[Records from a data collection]
========================================================================
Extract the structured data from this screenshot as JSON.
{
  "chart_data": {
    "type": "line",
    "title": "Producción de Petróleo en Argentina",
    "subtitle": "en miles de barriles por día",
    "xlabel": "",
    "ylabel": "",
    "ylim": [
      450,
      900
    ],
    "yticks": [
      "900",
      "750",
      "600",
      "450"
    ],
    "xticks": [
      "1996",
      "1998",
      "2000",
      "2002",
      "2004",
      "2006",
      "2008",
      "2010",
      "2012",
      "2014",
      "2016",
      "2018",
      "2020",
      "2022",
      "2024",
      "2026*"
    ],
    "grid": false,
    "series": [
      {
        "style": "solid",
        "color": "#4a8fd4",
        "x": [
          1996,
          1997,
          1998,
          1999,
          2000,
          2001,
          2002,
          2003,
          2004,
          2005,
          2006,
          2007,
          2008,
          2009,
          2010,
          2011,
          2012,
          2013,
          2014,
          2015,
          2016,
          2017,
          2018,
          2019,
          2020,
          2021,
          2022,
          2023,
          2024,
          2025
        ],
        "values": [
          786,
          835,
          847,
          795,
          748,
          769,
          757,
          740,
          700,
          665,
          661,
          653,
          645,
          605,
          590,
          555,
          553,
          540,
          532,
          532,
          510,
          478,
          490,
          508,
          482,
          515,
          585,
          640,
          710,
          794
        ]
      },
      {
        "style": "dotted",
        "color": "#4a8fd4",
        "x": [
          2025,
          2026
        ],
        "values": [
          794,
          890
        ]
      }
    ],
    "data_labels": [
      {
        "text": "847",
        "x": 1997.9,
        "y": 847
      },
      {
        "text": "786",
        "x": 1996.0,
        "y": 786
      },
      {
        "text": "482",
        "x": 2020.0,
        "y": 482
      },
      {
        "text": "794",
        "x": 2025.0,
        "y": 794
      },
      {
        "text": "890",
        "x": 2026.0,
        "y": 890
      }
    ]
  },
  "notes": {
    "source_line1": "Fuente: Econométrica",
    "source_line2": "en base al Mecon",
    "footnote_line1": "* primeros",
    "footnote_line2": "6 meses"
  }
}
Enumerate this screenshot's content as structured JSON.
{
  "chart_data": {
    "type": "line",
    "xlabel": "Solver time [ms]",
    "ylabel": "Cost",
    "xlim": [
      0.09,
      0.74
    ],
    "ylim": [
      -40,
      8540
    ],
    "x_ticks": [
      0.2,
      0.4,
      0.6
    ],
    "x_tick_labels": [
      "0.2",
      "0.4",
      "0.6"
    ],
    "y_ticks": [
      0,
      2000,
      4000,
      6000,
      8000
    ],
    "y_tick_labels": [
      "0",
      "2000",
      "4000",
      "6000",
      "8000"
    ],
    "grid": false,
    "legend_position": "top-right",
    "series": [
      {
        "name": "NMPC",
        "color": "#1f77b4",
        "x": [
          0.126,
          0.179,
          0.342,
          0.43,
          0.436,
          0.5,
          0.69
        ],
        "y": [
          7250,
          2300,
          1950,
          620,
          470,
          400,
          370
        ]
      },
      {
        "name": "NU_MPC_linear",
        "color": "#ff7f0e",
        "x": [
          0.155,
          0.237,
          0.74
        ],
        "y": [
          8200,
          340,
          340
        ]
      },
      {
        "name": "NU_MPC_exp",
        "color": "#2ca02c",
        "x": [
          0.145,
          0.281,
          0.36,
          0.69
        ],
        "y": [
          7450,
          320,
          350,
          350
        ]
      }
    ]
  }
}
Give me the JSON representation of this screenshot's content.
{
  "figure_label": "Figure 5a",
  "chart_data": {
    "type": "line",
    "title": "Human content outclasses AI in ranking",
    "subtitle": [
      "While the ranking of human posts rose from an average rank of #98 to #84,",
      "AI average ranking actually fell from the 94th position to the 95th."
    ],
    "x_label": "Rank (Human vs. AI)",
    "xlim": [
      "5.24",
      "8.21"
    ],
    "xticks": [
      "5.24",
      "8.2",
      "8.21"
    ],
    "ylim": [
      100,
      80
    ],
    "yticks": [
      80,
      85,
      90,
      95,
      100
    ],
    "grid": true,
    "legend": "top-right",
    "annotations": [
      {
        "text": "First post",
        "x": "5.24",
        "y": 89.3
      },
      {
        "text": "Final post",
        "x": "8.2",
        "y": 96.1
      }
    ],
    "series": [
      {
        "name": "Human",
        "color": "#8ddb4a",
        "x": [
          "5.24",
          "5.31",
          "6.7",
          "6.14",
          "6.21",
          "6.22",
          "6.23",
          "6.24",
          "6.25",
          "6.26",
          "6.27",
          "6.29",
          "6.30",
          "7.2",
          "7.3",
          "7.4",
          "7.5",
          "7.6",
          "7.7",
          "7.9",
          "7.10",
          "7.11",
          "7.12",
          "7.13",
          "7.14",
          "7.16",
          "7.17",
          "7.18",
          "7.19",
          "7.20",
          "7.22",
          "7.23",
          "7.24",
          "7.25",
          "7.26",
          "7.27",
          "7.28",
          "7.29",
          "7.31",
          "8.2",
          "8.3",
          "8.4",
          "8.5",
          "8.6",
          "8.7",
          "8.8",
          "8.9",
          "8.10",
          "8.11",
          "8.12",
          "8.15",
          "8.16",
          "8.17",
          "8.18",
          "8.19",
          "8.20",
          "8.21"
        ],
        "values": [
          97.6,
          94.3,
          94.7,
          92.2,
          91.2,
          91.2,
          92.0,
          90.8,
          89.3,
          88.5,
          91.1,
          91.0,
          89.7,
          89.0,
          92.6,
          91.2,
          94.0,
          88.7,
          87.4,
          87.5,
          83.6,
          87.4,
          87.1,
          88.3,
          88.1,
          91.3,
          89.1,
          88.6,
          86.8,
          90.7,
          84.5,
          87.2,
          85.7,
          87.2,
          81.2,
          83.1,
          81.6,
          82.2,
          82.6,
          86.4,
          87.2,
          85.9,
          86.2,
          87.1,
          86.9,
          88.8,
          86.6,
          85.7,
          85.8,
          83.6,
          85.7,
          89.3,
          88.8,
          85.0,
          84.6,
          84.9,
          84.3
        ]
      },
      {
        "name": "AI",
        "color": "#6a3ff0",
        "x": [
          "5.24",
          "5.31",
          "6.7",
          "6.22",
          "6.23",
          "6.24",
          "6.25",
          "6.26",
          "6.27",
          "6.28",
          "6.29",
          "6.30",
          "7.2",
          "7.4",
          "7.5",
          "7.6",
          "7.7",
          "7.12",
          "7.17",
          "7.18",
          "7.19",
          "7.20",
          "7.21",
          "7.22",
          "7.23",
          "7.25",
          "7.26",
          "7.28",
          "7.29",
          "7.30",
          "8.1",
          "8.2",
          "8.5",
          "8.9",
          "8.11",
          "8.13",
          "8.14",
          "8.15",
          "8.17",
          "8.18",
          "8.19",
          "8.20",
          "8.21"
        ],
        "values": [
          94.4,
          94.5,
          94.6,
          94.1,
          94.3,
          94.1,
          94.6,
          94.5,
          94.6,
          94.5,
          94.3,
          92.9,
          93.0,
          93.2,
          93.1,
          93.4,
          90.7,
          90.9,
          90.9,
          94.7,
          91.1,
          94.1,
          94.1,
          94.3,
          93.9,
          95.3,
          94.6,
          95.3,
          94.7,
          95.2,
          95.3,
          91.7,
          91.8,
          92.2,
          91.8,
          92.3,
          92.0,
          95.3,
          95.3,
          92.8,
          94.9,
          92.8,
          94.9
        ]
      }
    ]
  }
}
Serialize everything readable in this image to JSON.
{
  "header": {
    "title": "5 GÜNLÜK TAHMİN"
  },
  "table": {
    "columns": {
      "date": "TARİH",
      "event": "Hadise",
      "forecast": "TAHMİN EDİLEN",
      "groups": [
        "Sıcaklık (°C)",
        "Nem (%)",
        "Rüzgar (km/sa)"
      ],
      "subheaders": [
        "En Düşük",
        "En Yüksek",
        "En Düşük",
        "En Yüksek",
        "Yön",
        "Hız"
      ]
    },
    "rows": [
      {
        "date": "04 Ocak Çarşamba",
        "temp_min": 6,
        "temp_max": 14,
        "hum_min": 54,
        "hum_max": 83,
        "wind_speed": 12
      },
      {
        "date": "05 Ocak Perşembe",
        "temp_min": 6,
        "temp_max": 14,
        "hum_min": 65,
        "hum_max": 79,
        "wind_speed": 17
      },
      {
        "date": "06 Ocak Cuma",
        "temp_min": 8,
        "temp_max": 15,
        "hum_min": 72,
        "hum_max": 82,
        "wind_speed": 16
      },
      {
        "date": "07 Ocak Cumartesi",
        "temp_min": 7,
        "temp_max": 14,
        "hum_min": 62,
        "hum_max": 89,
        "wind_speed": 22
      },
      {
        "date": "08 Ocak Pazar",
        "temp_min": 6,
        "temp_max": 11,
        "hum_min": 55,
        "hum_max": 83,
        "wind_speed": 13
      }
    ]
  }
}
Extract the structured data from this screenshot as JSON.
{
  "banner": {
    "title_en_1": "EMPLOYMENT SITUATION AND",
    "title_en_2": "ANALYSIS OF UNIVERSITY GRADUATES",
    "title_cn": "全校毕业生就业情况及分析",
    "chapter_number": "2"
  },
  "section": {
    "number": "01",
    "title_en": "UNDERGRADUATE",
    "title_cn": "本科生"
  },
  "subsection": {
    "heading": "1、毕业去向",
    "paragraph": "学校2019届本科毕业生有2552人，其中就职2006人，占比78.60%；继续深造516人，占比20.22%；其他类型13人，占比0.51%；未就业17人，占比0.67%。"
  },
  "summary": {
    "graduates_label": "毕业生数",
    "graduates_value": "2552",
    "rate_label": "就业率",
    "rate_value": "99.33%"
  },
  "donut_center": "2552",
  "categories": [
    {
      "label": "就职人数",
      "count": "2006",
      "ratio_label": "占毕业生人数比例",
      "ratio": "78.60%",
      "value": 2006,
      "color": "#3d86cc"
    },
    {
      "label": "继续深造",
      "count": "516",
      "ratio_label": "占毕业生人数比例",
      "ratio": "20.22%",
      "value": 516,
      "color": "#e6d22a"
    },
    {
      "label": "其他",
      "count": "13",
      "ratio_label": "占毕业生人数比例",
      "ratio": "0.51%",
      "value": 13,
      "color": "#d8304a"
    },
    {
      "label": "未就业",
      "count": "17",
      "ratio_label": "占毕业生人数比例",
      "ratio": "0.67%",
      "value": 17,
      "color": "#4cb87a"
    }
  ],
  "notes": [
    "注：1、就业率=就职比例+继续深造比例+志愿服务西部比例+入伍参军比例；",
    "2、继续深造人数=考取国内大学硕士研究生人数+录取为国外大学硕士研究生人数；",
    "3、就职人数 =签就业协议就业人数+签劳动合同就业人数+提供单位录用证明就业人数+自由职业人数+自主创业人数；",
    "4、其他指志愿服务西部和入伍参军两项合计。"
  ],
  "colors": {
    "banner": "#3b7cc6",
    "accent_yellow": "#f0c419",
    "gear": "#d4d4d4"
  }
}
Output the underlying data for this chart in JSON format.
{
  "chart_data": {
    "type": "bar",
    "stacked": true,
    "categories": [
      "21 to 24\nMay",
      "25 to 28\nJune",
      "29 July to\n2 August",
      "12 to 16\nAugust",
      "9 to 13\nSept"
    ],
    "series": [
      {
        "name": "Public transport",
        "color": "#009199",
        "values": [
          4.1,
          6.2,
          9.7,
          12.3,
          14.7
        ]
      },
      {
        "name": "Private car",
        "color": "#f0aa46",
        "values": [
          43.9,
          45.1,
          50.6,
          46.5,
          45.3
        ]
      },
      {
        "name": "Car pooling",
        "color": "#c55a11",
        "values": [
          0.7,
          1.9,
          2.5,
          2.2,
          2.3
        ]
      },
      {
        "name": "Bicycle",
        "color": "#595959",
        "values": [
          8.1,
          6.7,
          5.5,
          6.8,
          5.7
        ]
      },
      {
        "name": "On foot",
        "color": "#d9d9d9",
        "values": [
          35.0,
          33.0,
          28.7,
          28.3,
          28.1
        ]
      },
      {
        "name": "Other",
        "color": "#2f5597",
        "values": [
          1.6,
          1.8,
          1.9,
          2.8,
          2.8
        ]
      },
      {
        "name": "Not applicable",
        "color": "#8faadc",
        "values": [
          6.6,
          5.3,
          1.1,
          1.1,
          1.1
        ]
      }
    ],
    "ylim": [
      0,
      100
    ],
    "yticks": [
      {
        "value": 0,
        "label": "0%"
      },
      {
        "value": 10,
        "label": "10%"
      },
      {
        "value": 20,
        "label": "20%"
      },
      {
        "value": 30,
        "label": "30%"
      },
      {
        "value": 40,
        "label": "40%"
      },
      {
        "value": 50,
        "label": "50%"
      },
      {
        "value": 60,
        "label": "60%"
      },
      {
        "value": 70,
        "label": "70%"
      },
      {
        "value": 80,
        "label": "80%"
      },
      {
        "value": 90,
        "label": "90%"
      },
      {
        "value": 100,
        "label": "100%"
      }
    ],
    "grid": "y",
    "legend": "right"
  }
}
========================================================================
> Aim
Locate all lines holding the word "subtitle", then copy them out.

> The result
    "subtitle": "en miles de barriles por día",
    "subtitle": [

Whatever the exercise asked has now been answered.